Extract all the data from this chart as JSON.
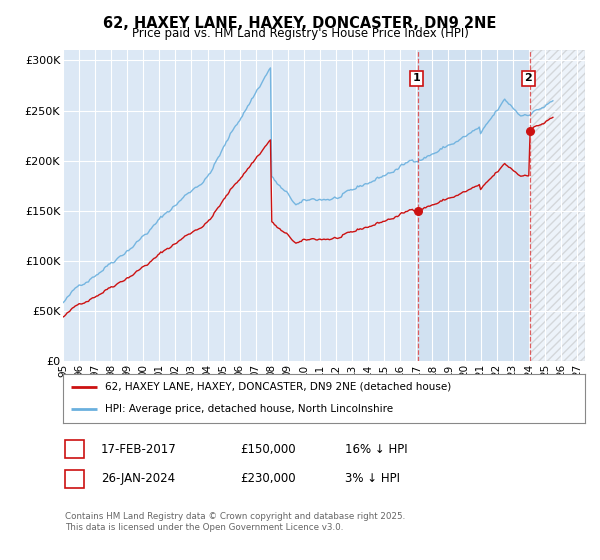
{
  "title": "62, HAXEY LANE, HAXEY, DONCASTER, DN9 2NE",
  "subtitle": "Price paid vs. HM Land Registry's House Price Index (HPI)",
  "ylim": [
    0,
    310000
  ],
  "xlim_start": 1995.0,
  "xlim_end": 2027.5,
  "yticks": [
    0,
    50000,
    100000,
    150000,
    200000,
    250000,
    300000
  ],
  "ytick_labels": [
    "£0",
    "£50K",
    "£100K",
    "£150K",
    "£200K",
    "£250K",
    "£300K"
  ],
  "plot_bg": "#dce8f5",
  "hpi_color": "#6ab0de",
  "price_color": "#cc1111",
  "vline_color": "#dd4444",
  "sale1_x": 2017.12,
  "sale1_y": 150000,
  "sale2_x": 2024.07,
  "sale2_y": 230000,
  "annotation1_label": "1",
  "annotation2_label": "2",
  "legend_label_red": "62, HAXEY LANE, HAXEY, DONCASTER, DN9 2NE (detached house)",
  "legend_label_blue": "HPI: Average price, detached house, North Lincolnshire",
  "table_row1": [
    "1",
    "17-FEB-2017",
    "£150,000",
    "16% ↓ HPI"
  ],
  "table_row2": [
    "2",
    "26-JAN-2024",
    "£230,000",
    "3% ↓ HPI"
  ],
  "footer": "Contains HM Land Registry data © Crown copyright and database right 2025.\nThis data is licensed under the Open Government Licence v3.0."
}
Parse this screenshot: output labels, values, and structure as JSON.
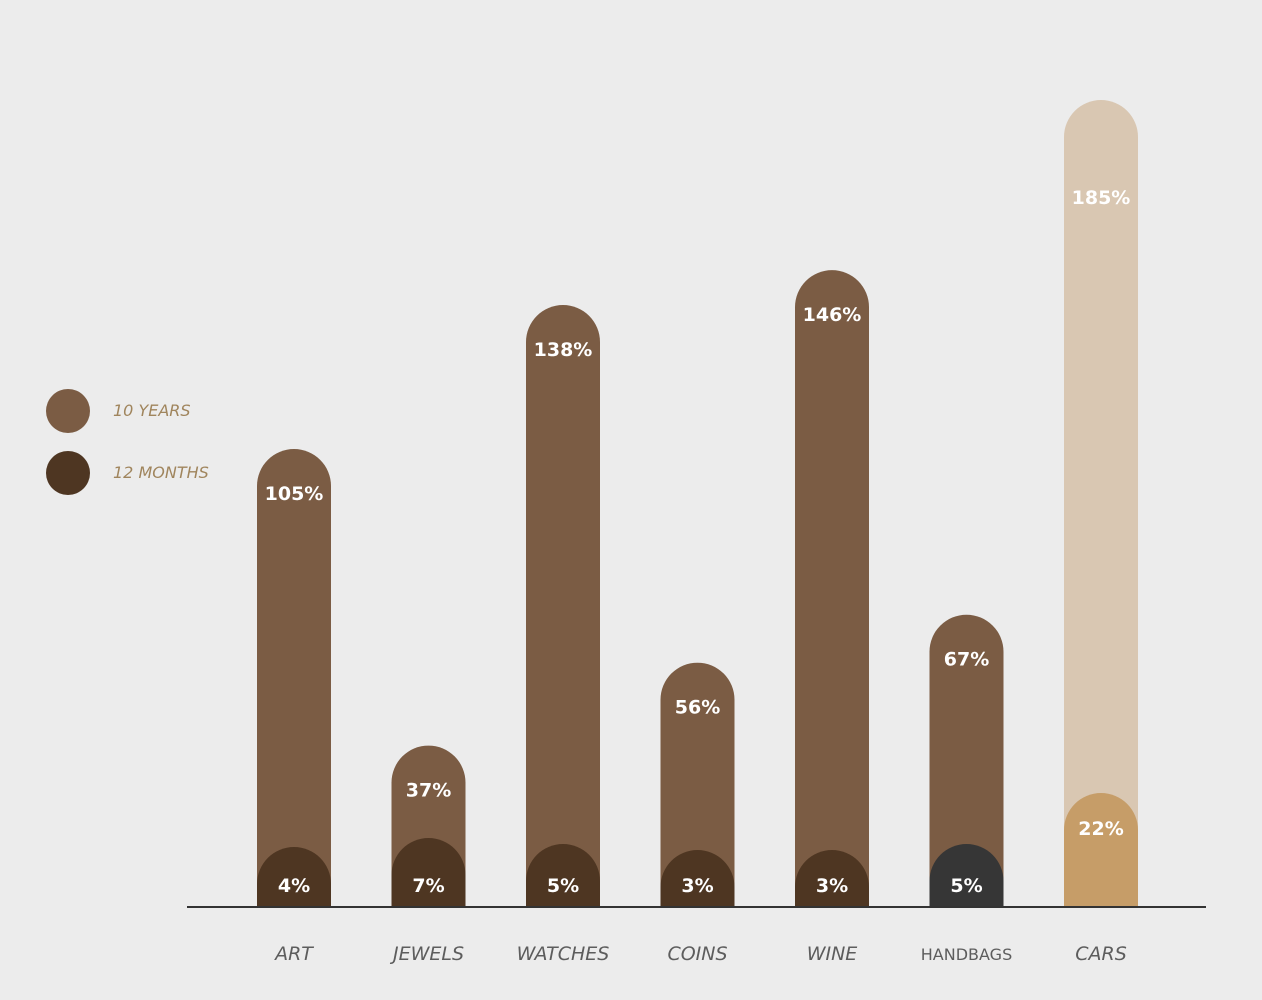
{
  "chart_data": {
    "type": "bar",
    "categories": [
      "ART",
      "JEWELS",
      "WATCHES",
      "COINS",
      "WINE",
      "HANDBAGS",
      "CARS"
    ],
    "series": [
      {
        "name": "10 YEARS",
        "values": [
          105,
          37,
          138,
          56,
          146,
          67,
          185
        ],
        "labels": [
          "105%",
          "37%",
          "138%",
          "56%",
          "146%",
          "67%",
          "185%"
        ]
      },
      {
        "name": "12 MONTHS",
        "values": [
          4,
          7,
          5,
          3,
          3,
          5,
          22
        ],
        "labels": [
          "4%",
          "7%",
          "5%",
          "3%",
          "3%",
          "5%",
          "22%"
        ]
      }
    ],
    "colors": {
      "ten_years": "#7b5c44",
      "twelve_months": "#4e3622",
      "handbags_twelve_months": "#363636",
      "cars_ten_years": "#d9c7b2",
      "cars_twelve_months": "#c69d68",
      "axis": "#333333"
    },
    "legend": {
      "position": "left",
      "items": [
        {
          "label": "10 YEARS",
          "color": "#7b5c44"
        },
        {
          "label": "12 MONTHS",
          "color": "#4e3622"
        }
      ]
    },
    "ylim": [
      0,
      185
    ],
    "grid": false
  }
}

____

» The request
Reproduce every record above exactly, but leave out the pictures.

» Task result
Extract all the data from this chart as JSON.
{
  "title": "62, HAXEY LANE, HAXEY, DONCASTER, DN9 2NE",
  "subtitle": "Price paid vs. HM Land Registry's House Price Index (HPI)",
  "ylim": [
    0,
    310000
  ],
  "xlim_start": 1995.0,
  "xlim_end": 2027.5,
  "yticks": [
    0,
    50000,
    100000,
    150000,
    200000,
    250000,
    300000
  ],
  "ytick_labels": [
    "£0",
    "£50K",
    "£100K",
    "£150K",
    "£200K",
    "£250K",
    "£300K"
  ],
  "plot_bg": "#dce8f5",
  "hpi_color": "#6ab0de",
  "price_color": "#cc1111",
  "vline_color": "#dd4444",
  "sale1_x": 2017.12,
  "sale1_y": 150000,
  "sale2_x": 2024.07,
  "sale2_y": 230000,
  "annotation1_label": "1",
  "annotation2_label": "2",
  "legend_label_red": "62, HAXEY LANE, HAXEY, DONCASTER, DN9 2NE (detached house)",
  "legend_label_blue": "HPI: Average price, detached house, North Lincolnshire",
  "table_row1": [
    "1",
    "17-FEB-2017",
    "£150,000",
    "16% ↓ HPI"
  ],
  "table_row2": [
    "2",
    "26-JAN-2024",
    "£230,000",
    "3% ↓ HPI"
  ],
  "footer": "Contains HM Land Registry data © Crown copyright and database right 2025.\nThis data is licensed under the Open Government Licence v3.0."
}
Parse this screenshot: output labels, values, and structure as JSON.
{
  "chart_data": {
    "type": "bar",
    "categories": [
      "ART",
      "JEWELS",
      "WATCHES",
      "COINS",
      "WINE",
      "HANDBAGS",
      "CARS"
    ],
    "series": [
      {
        "name": "10 YEARS",
        "values": [
          105,
          37,
          138,
          56,
          146,
          67,
          185
        ],
        "labels": [
          "105%",
          "37%",
          "138%",
          "56%",
          "146%",
          "67%",
          "185%"
        ]
      },
      {
        "name": "12 MONTHS",
        "values": [
          4,
          7,
          5,
          3,
          3,
          5,
          22
        ],
        "labels": [
          "4%",
          "7%",
          "5%",
          "3%",
          "3%",
          "5%",
          "22%"
        ]
      }
    ],
    "colors": {
      "ten_years": "#7b5c44",
      "twelve_months": "#4e3622",
      "handbags_twelve_months": "#363636",
      "cars_ten_years": "#d9c7b2",
      "cars_twelve_months": "#c69d68",
      "axis": "#333333"
    },
    "legend": {
      "position": "left",
      "items": [
        {
          "label": "10 YEARS",
          "color": "#7b5c44"
        },
        {
          "label": "12 MONTHS",
          "color": "#4e3622"
        }
      ]
    },
    "ylim": [
      0,
      185
    ],
    "grid": false
  }
}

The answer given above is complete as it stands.